__INSTRUCTIONS FOR THE TASK__. Quote every line below exactly as it reads.

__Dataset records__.
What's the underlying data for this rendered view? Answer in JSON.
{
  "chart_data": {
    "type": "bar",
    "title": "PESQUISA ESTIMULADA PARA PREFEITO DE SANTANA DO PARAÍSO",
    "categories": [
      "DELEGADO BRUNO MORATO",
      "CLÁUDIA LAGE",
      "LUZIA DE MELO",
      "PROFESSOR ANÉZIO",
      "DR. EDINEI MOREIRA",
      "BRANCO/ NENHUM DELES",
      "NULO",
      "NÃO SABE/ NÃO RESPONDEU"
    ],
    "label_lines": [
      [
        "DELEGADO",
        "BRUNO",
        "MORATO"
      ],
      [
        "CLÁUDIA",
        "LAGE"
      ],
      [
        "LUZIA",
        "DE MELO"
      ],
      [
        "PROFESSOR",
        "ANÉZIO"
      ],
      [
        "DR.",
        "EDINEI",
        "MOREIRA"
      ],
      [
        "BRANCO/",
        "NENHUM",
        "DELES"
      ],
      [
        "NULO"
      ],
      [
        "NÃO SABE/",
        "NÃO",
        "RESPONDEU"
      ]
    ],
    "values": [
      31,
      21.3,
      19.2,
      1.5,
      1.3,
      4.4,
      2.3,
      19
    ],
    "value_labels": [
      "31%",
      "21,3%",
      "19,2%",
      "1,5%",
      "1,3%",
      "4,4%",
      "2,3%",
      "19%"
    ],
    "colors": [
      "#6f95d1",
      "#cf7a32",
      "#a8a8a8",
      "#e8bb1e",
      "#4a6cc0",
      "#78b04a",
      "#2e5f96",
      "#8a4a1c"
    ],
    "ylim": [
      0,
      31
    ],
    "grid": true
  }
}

__CORRECT ANSWER__.
What's the underlying data for this rendered view? Answer in JSON.
{
  "chart_data": {
    "type": "bar",
    "title": "PESQUISA ESTIMULADA PARA PREFEITO DE SANTANA DO PARAÍSO",
    "categories": [
      "DELEGADO BRUNO MORATO",
      "CLÁUDIA LAGE",
      "LUZIA DE MELO",
      "PROFESSOR ANÉZIO",
      "DR. EDINEI MOREIRA",
      "BRANCO/ NENHUM DELES",
      "NULO",
      "NÃO SABE/ NÃO RESPONDEU"
    ],
    "label_lines": [
      [
        "DELEGADO",
        "BRUNO",
        "MORATO"
      ],
      [
        "CLÁUDIA",
        "LAGE"
      ],
      [
        "LUZIA",
        "DE MELO"
      ],
      [
        "PROFESSOR",
        "ANÉZIO"
      ],
      [
        "DR.",
        "EDINEI",
        "MOREIRA"
      ],
      [
        "BRANCO/",
        "NENHUM",
        "DELES"
      ],
      [
        "NULO"
      ],
      [
        "NÃO SABE/",
        "NÃO",
        "RESPONDEU"
      ]
    ],
    "values": [
      31,
      21.3,
      19.2,
      1.5,
      1.3,
      4.4,
      2.3,
      19
    ],
    "value_labels": [
      "31%",
      "21,3%",
      "19,2%",
      "1,5%",
      "1,3%",
      "4,4%",
      "2,3%",
      "19%"
    ],
    "colors": [
      "#6f95d1",
      "#cf7a32",
      "#a8a8a8",
      "#e8bb1e",
      "#4a6cc0",
      "#78b04a",
      "#2e5f96",
      "#8a4a1c"
    ],
    "ylim": [
      0,
      31
    ],
    "grid": true
  }
}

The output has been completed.